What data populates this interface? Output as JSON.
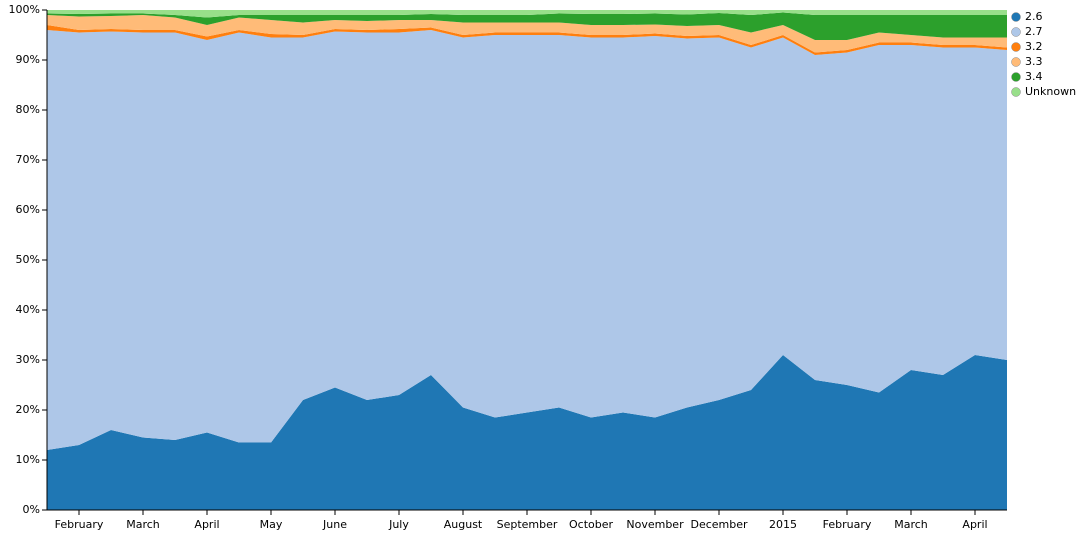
{
  "chart_data": {
    "type": "stacked_area",
    "categories": [
      null,
      "February",
      null,
      "March",
      null,
      "April",
      null,
      "May",
      null,
      "June",
      null,
      "July",
      null,
      "August",
      null,
      "September",
      null,
      "October",
      null,
      "November",
      null,
      "December",
      null,
      "2015",
      null,
      "February",
      null,
      "March",
      null,
      "April",
      null
    ],
    "series": [
      {
        "name": "2.6",
        "color": "#1f77b4",
        "values": [
          12,
          13,
          16,
          14.5,
          14,
          15.5,
          13.5,
          13.5,
          22,
          24.5,
          22,
          23,
          27,
          20.5,
          18.5,
          19.5,
          20.5,
          18.5,
          19.5,
          18.5,
          20.5,
          22,
          24,
          31,
          26,
          25,
          23.5,
          28,
          27,
          31,
          30
        ]
      },
      {
        "name": "2.7",
        "color": "#aec7e8",
        "values": [
          84,
          82.5,
          79.7,
          81,
          81.5,
          78.5,
          82,
          81,
          72.5,
          71.2,
          73.5,
          72.5,
          69,
          74,
          76.5,
          75.5,
          74.5,
          76,
          75,
          76.3,
          73.8,
          72.5,
          68.5,
          63.5,
          65,
          66.5,
          69.5,
          65,
          65.5,
          61.5,
          62
        ]
      },
      {
        "name": "3.2",
        "color": "#ff7f0e",
        "values": [
          1,
          0.5,
          0.5,
          0.5,
          0.5,
          0.7,
          0.5,
          0.7,
          0.5,
          0.5,
          0.5,
          0.7,
          0.5,
          0.5,
          0.5,
          0.5,
          0.5,
          0.5,
          0.5,
          0.5,
          0.5,
          0.5,
          0.5,
          0.5,
          0.5,
          0.5,
          0.5,
          0.5,
          0.5,
          0.5,
          0.5
        ]
      },
      {
        "name": "3.3",
        "color": "#ffbb78",
        "values": [
          2,
          2.7,
          2.6,
          3,
          2.5,
          2.3,
          2.5,
          2.8,
          2.5,
          1.8,
          1.8,
          1.8,
          1.5,
          2.5,
          2,
          2,
          2,
          2,
          2,
          1.8,
          2,
          2,
          2.5,
          2,
          2.5,
          2,
          2,
          1.5,
          1.5,
          1.5,
          2
        ]
      },
      {
        "name": "3.4",
        "color": "#2ca02c",
        "values": [
          0.3,
          0.5,
          0.5,
          0.3,
          0.5,
          1.5,
          0.5,
          1,
          1.5,
          1,
          1.2,
          1,
          1.2,
          1.5,
          1.5,
          1.5,
          1.8,
          2.2,
          2.2,
          2.2,
          2.3,
          2.4,
          3.5,
          2.5,
          5,
          5,
          3.5,
          4,
          4.5,
          4.5,
          4.5
        ]
      },
      {
        "name": "Unknown",
        "color": "#98df8a",
        "values": [
          0.7,
          0.8,
          0.7,
          0.7,
          1,
          1.5,
          1,
          1,
          1,
          1,
          1,
          1,
          0.8,
          1,
          1,
          1,
          0.7,
          0.8,
          0.8,
          0.7,
          0.9,
          0.6,
          1,
          0.5,
          1,
          1,
          1,
          1,
          1,
          1,
          1
        ]
      }
    ],
    "ylim": [
      0,
      100
    ],
    "yticks": [
      {
        "value": 0,
        "label": "0%"
      },
      {
        "value": 10,
        "label": "10%"
      },
      {
        "value": 20,
        "label": "20%"
      },
      {
        "value": 30,
        "label": "30%"
      },
      {
        "value": 40,
        "label": "40%"
      },
      {
        "value": 50,
        "label": "50%"
      },
      {
        "value": 60,
        "label": "60%"
      },
      {
        "value": 70,
        "label": "70%"
      },
      {
        "value": 80,
        "label": "80%"
      },
      {
        "value": 90,
        "label": "90%"
      },
      {
        "value": 100,
        "label": "100%"
      }
    ],
    "legend": "right"
  }
}
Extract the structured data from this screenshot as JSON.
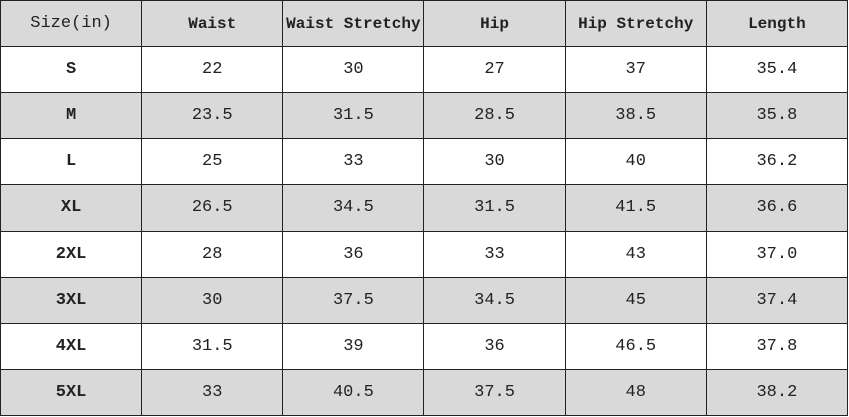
{
  "table": {
    "header": [
      "Size(in)",
      "Waist",
      "Waist Stretchy",
      "Hip",
      "Hip Stretchy",
      "Length"
    ],
    "rows": [
      [
        "S",
        "22",
        "30",
        "27",
        "37",
        "35.4"
      ],
      [
        "M",
        "23.5",
        "31.5",
        "28.5",
        "38.5",
        "35.8"
      ],
      [
        "L",
        "25",
        "33",
        "30",
        "40",
        "36.2"
      ],
      [
        "XL",
        "26.5",
        "34.5",
        "31.5",
        "41.5",
        "36.6"
      ],
      [
        "2XL",
        "28",
        "36",
        "33",
        "43",
        "37.0"
      ],
      [
        "3XL",
        "30",
        "37.5",
        "34.5",
        "45",
        "37.4"
      ],
      [
        "4XL",
        "31.5",
        "39",
        "36",
        "46.5",
        "37.8"
      ],
      [
        "5XL",
        "33",
        "40.5",
        "37.5",
        "48",
        "38.2"
      ]
    ]
  }
}
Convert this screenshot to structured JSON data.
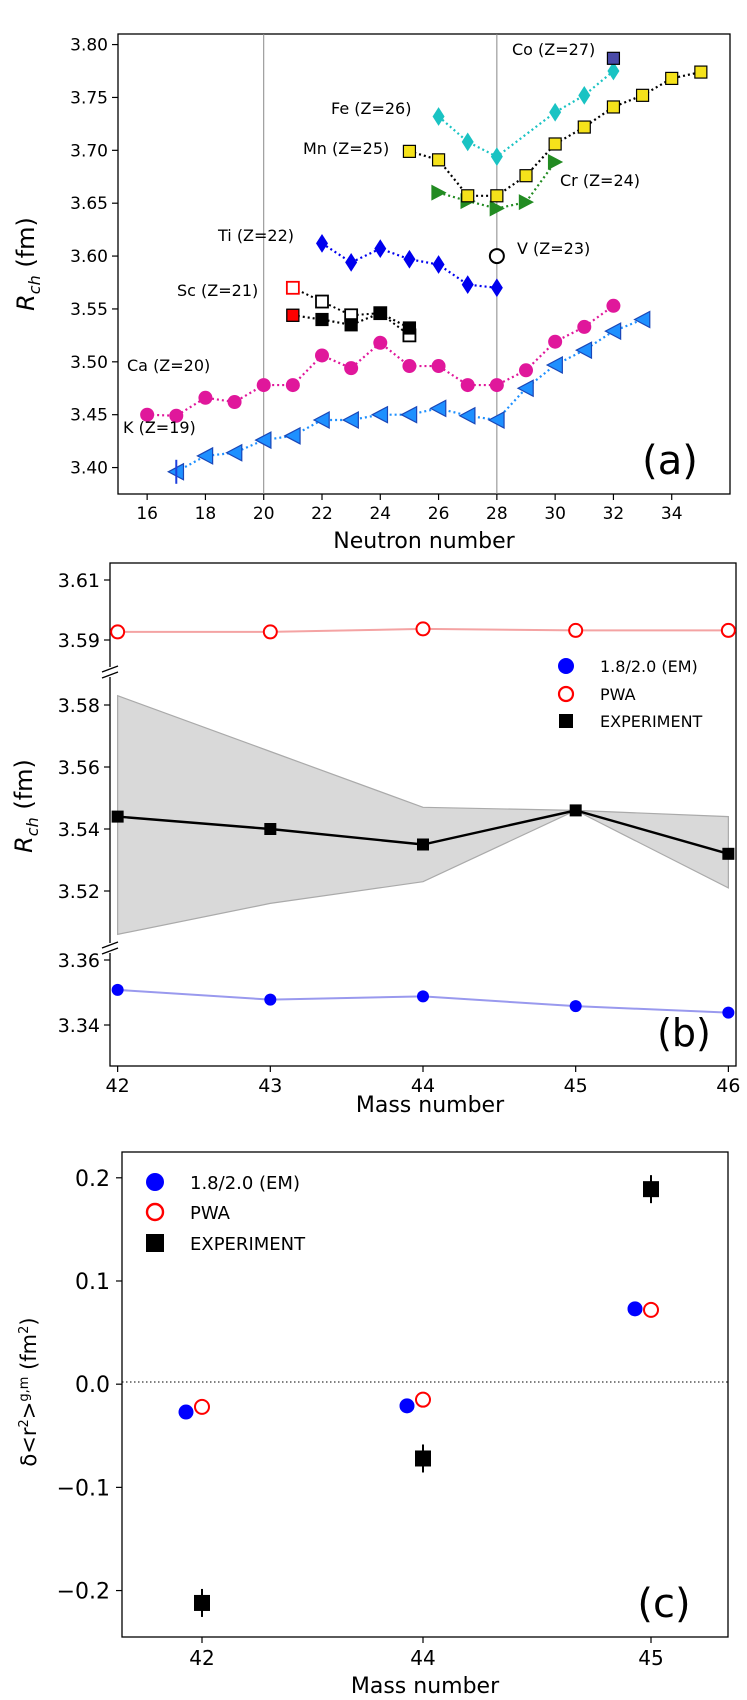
{
  "chart_data": [
    {
      "panel": "a",
      "type": "scatter",
      "panel_label": "(a)",
      "xlabel": "Neutron number",
      "ylabel": "R_ch (fm)",
      "ylabel_main": "R",
      "ylabel_sub": "ch",
      "ylabel_unit": " (fm)",
      "xlim": [
        15,
        36
      ],
      "ylim": [
        3.375,
        3.81
      ],
      "xticks": [
        16,
        18,
        20,
        22,
        24,
        26,
        28,
        30,
        32,
        34
      ],
      "yticks": [
        3.4,
        3.45,
        3.5,
        3.55,
        3.6,
        3.65,
        3.7,
        3.75,
        3.8
      ],
      "ytick_labels": [
        "3.40",
        "3.45",
        "3.50",
        "3.55",
        "3.60",
        "3.65",
        "3.70",
        "3.75",
        "3.80"
      ],
      "vlines": [
        20,
        28
      ],
      "series": [
        {
          "name": "K",
          "label": "K  (Z=19)",
          "color": "#1e90ff",
          "marker": "triangle-left",
          "x": [
            17,
            18,
            19,
            20,
            21,
            22,
            23,
            24,
            25,
            26,
            27,
            28,
            29,
            30,
            31,
            32,
            33
          ],
          "y": [
            3.396,
            3.411,
            3.414,
            3.426,
            3.43,
            3.445,
            3.445,
            3.45,
            3.45,
            3.456,
            3.449,
            3.445,
            3.475,
            3.497,
            3.511,
            3.529,
            3.54
          ]
        },
        {
          "name": "Ca",
          "label": "Ca (Z=20)",
          "color": "#e0179b",
          "marker": "circle",
          "x": [
            16,
            17,
            18,
            19,
            20,
            21,
            22,
            23,
            24,
            25,
            26,
            27,
            28,
            29,
            30,
            31,
            32
          ],
          "y": [
            3.45,
            3.449,
            3.466,
            3.462,
            3.478,
            3.478,
            3.506,
            3.494,
            3.518,
            3.496,
            3.496,
            3.478,
            3.478,
            3.492,
            3.519,
            3.533,
            3.553
          ]
        },
        {
          "name": "Sc",
          "label": "Sc (Z=21)",
          "color": "#000000",
          "marker": "square",
          "x": [
            21,
            22,
            23,
            24,
            25
          ],
          "y": [
            3.544,
            3.54,
            3.535,
            3.546,
            3.532
          ]
        },
        {
          "name": "Ti",
          "label": "Ti (Z=22)",
          "color": "#0000ee",
          "marker": "diamond",
          "x": [
            22,
            23,
            24,
            25,
            26,
            27,
            28
          ],
          "y": [
            3.612,
            3.594,
            3.607,
            3.597,
            3.592,
            3.573,
            3.57
          ]
        },
        {
          "name": "V",
          "label": "V (Z=23)",
          "color": "#000000",
          "marker": "open-circle",
          "x": [
            28
          ],
          "y": [
            3.6
          ]
        },
        {
          "name": "Cr",
          "label": "Cr (Z=24)",
          "color": "#228b22",
          "marker": "triangle-right",
          "x": [
            26,
            27,
            28,
            29,
            30
          ],
          "y": [
            3.66,
            3.652,
            3.645,
            3.651,
            3.689
          ]
        },
        {
          "name": "Mn",
          "label": "Mn (Z=25)",
          "color": "#f5e21b",
          "marker": "square",
          "x": [
            25,
            26,
            27,
            28,
            29,
            30,
            31,
            32,
            33,
            34,
            35
          ],
          "y": [
            3.699,
            3.691,
            3.657,
            3.657,
            3.676,
            3.706,
            3.722,
            3.741,
            3.752,
            3.768,
            3.774
          ]
        },
        {
          "name": "Fe",
          "label": "Fe (Z=26)",
          "color": "#1ac3c3",
          "marker": "diamond",
          "x": [
            26,
            27,
            28,
            30,
            31,
            32
          ],
          "y": [
            3.732,
            3.708,
            3.694,
            3.736,
            3.752,
            3.775
          ]
        },
        {
          "name": "Co",
          "label": "Co (Z=27)",
          "color": "#4a4aa8",
          "marker": "square",
          "x": [
            32
          ],
          "y": [
            3.787
          ]
        }
      ],
      "sc_pwa_open": {
        "x": [
          21,
          22,
          23,
          24,
          25
        ],
        "y": [
          3.57,
          3.557,
          3.544,
          3.546,
          3.525
        ]
      },
      "sc_highlight": {
        "x": 21,
        "y": 3.544
      },
      "annotations": [
        "Co (Z=27)",
        "Fe (Z=26)",
        "Mn (Z=25)",
        "Cr (Z=24)",
        "Ti (Z=22)",
        "V (Z=23)",
        "Sc (Z=21)",
        "Ca (Z=20)",
        "K  (Z=19)"
      ]
    },
    {
      "panel": "b",
      "type": "line",
      "panel_label": "(b)",
      "xlabel": "Mass number",
      "ylabel": "R_ch (fm)",
      "ylabel_main": "R",
      "ylabel_sub": "ch",
      "ylabel_unit": " (fm)",
      "x": [
        42,
        43,
        44,
        45,
        46
      ],
      "xlim": [
        41.95,
        46.05
      ],
      "xticks": [
        42,
        43,
        44,
        45,
        46
      ],
      "ytick_labels_upper": [
        "3.61",
        "3.59"
      ],
      "ytick_labels_middle": [
        "3.58",
        "3.56",
        "3.54",
        "3.52"
      ],
      "ytick_labels_lower": [
        "3.36",
        "3.34"
      ],
      "series": [
        {
          "name": "PWA",
          "color": "#ff0000",
          "line_color": "#f4a3a3",
          "marker": "open-circle",
          "values": [
            3.5927,
            3.5927,
            3.5937,
            3.5932,
            3.5932
          ]
        },
        {
          "name": "EXPERIMENT",
          "color": "#000000",
          "marker": "square",
          "values": [
            3.544,
            3.54,
            3.535,
            3.546,
            3.532
          ]
        },
        {
          "name": "1.8/2.0 (EM)",
          "color": "#0000ff",
          "line_color": "#9999ee",
          "marker": "circle",
          "values": [
            3.3508,
            3.3478,
            3.3488,
            3.3458,
            3.3438
          ]
        }
      ],
      "band_upper": [
        3.583,
        3.565,
        3.547,
        3.546,
        3.544
      ],
      "band_lower": [
        3.506,
        3.516,
        3.523,
        3.546,
        3.521
      ],
      "legend": [
        "1.8/2.0 (EM)",
        "PWA",
        "EXPERIMENT"
      ]
    },
    {
      "panel": "c",
      "type": "scatter",
      "panel_label": "(c)",
      "xlabel": "Mass number",
      "ylabel": "δ<r²>^(g,m) (fm²)",
      "ylabel_text": "δ<r",
      "ylabel_sup1": "2",
      "ylabel_mid": ">",
      "ylabel_sup2": "g,m",
      "ylabel_unit": " (fm",
      "ylabel_sup3": "2",
      "ylabel_close": ")",
      "categories": [
        "42",
        "44",
        "45"
      ],
      "ylim": [
        -0.245,
        0.225
      ],
      "yticks": [
        -0.2,
        -0.1,
        0.0,
        0.1,
        0.2
      ],
      "ytick_labels": [
        "−0.2",
        "−0.1",
        "0.0",
        "0.1",
        "0.2"
      ],
      "series": [
        {
          "name": "1.8/2.0 (EM)",
          "color": "#0000ff",
          "marker": "circle",
          "values": [
            -0.027,
            -0.021,
            0.073
          ]
        },
        {
          "name": "PWA",
          "color": "#ff0000",
          "marker": "open-circle",
          "values": [
            -0.022,
            -0.015,
            0.072
          ]
        },
        {
          "name": "EXPERIMENT",
          "color": "#000000",
          "marker": "square",
          "values": [
            -0.212,
            -0.072,
            0.189
          ]
        }
      ],
      "legend": [
        "1.8/2.0 (EM)",
        "PWA",
        "EXPERIMENT"
      ]
    }
  ]
}
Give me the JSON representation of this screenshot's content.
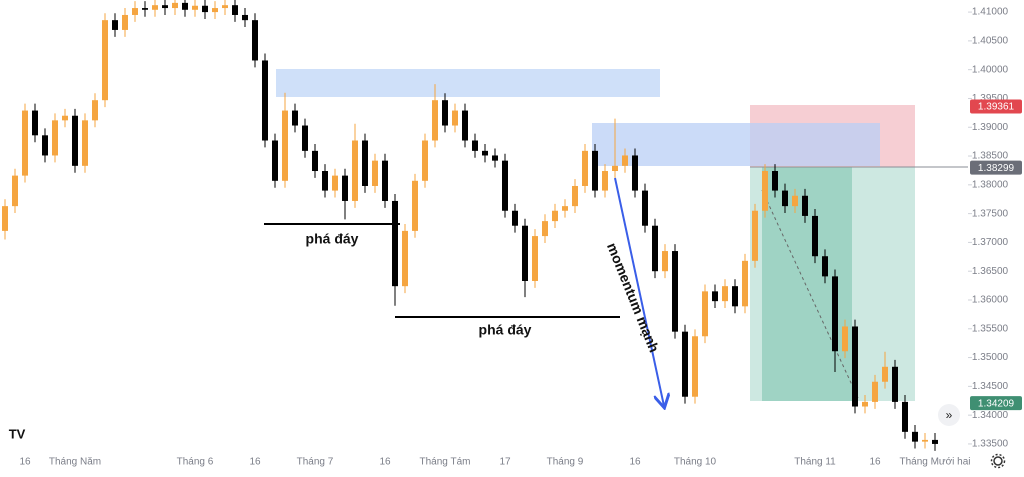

● Description of the task:
In the records above, how many lines contain the string "right"? State that number only.

● Response to this task:
2